◆ AIM OF THE EXERCISE ◆
Reproduce every entry that follows word for word, but omit the images.

Extracted data entries
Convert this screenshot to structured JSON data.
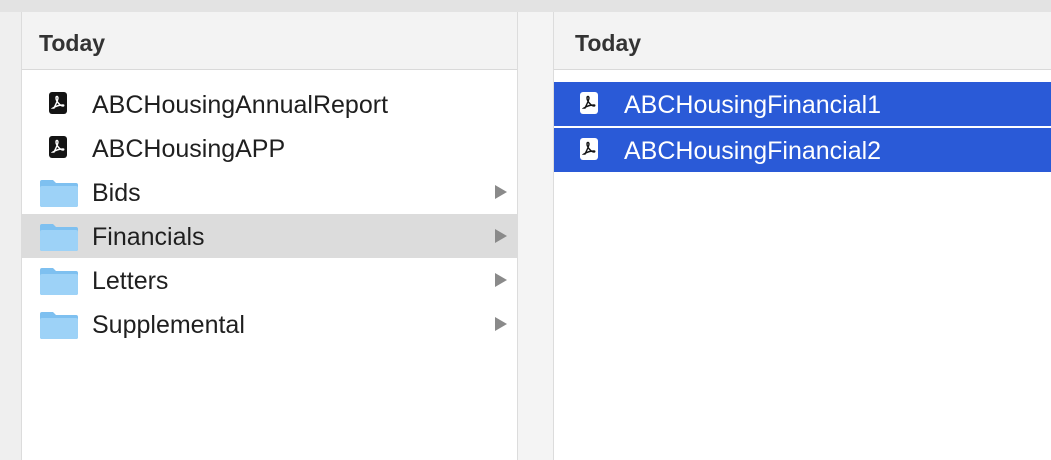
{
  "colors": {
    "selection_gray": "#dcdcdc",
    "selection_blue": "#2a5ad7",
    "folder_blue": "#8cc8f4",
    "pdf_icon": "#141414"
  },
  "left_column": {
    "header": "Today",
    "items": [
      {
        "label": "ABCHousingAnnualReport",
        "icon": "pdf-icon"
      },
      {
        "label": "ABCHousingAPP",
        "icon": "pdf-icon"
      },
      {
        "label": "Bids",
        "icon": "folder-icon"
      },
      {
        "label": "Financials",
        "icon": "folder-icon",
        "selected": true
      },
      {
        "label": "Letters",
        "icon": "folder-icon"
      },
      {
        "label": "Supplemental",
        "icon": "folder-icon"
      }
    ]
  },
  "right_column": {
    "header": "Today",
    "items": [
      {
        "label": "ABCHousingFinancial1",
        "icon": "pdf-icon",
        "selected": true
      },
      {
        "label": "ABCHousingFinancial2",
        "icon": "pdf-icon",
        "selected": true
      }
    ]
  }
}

◆ ANSWER FOR THE TASK ◆
Convert this screenshot to structured JSON data.
{
  "colors": {
    "selection_gray": "#dcdcdc",
    "selection_blue": "#2a5ad7",
    "folder_blue": "#8cc8f4",
    "pdf_icon": "#141414"
  },
  "left_column": {
    "header": "Today",
    "items": [
      {
        "label": "ABCHousingAnnualReport",
        "icon": "pdf-icon"
      },
      {
        "label": "ABCHousingAPP",
        "icon": "pdf-icon"
      },
      {
        "label": "Bids",
        "icon": "folder-icon"
      },
      {
        "label": "Financials",
        "icon": "folder-icon",
        "selected": true
      },
      {
        "label": "Letters",
        "icon": "folder-icon"
      },
      {
        "label": "Supplemental",
        "icon": "folder-icon"
      }
    ]
  },
  "right_column": {
    "header": "Today",
    "items": [
      {
        "label": "ABCHousingFinancial1",
        "icon": "pdf-icon",
        "selected": true
      },
      {
        "label": "ABCHousingFinancial2",
        "icon": "pdf-icon",
        "selected": true
      }
    ]
  }
}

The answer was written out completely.